- [ITEMS]:

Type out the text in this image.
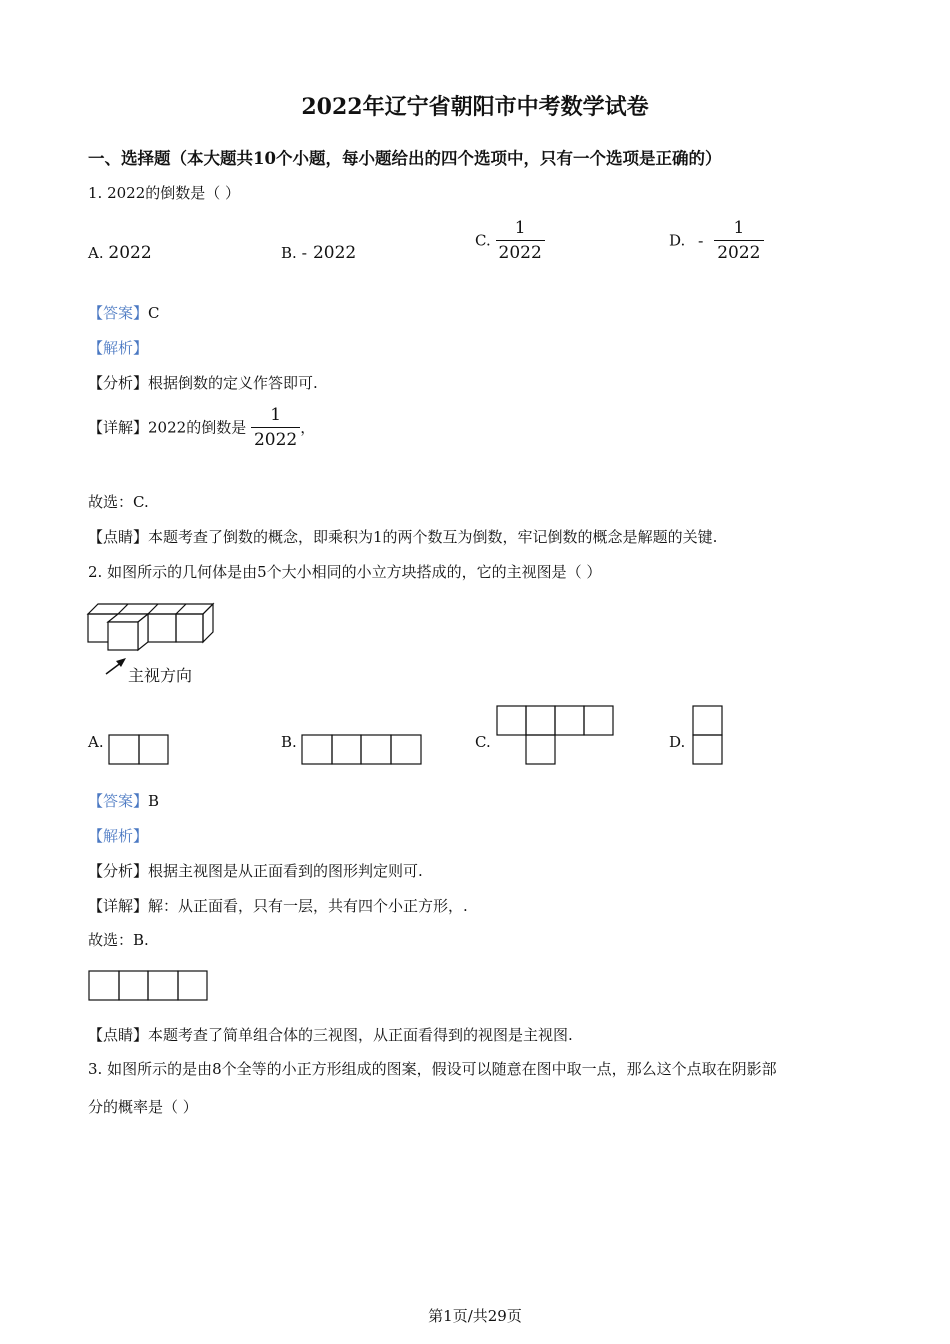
2022年辽宁省朝阳市中考数学试卷
一、选择题（本大题共10个小题，每小题给出的四个选项中，只有一个选项是正确的）
1. 2022的倒数是（ ）
A. 2022	B. - 2022
C. $\frac{1}{2022}$	D. - $\frac{1}{2022}$
【答案】C
【解析】
【分析】根据倒数的定义作答即可.
【详解】2022的倒数是 $\frac{1}{2022}$ ，
故选：C.
【点睛】本题考查了倒数的概念，即乘积为1的两个数互为倒数，牢记倒数的概念是解题的关键.
2. 如图所示的几何体是由5个大小相同的小立方块搭成的，它的主视图是（ ）
主视方向
A.	B.	C.	D.
【答案】B
【解析】
【分析】根据主视图是从正面看到的图形判定则可.
【详解】解：从正面看，只有一层，共有四个小正方形，.
故选：B.
【点睛】本题考查了简单组合体的三视图，从正面看得到的视图是主视图.
3. 如图所示的是由8个全等的小正方形组成的图案，假设可以随意在图中取一点，那么这个点取在阴影部
分的概率是（ ）
第1页/共29页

- [WHAT YOU WILL DO]: Search the lines above for the string "frac", then show every one that has it.

- [THE REPLY]:
C. $\frac{1}{2022}$	D. - $\frac{1}{2022}$
【详解】2022的倒数是 $\frac{1}{2022}$ ，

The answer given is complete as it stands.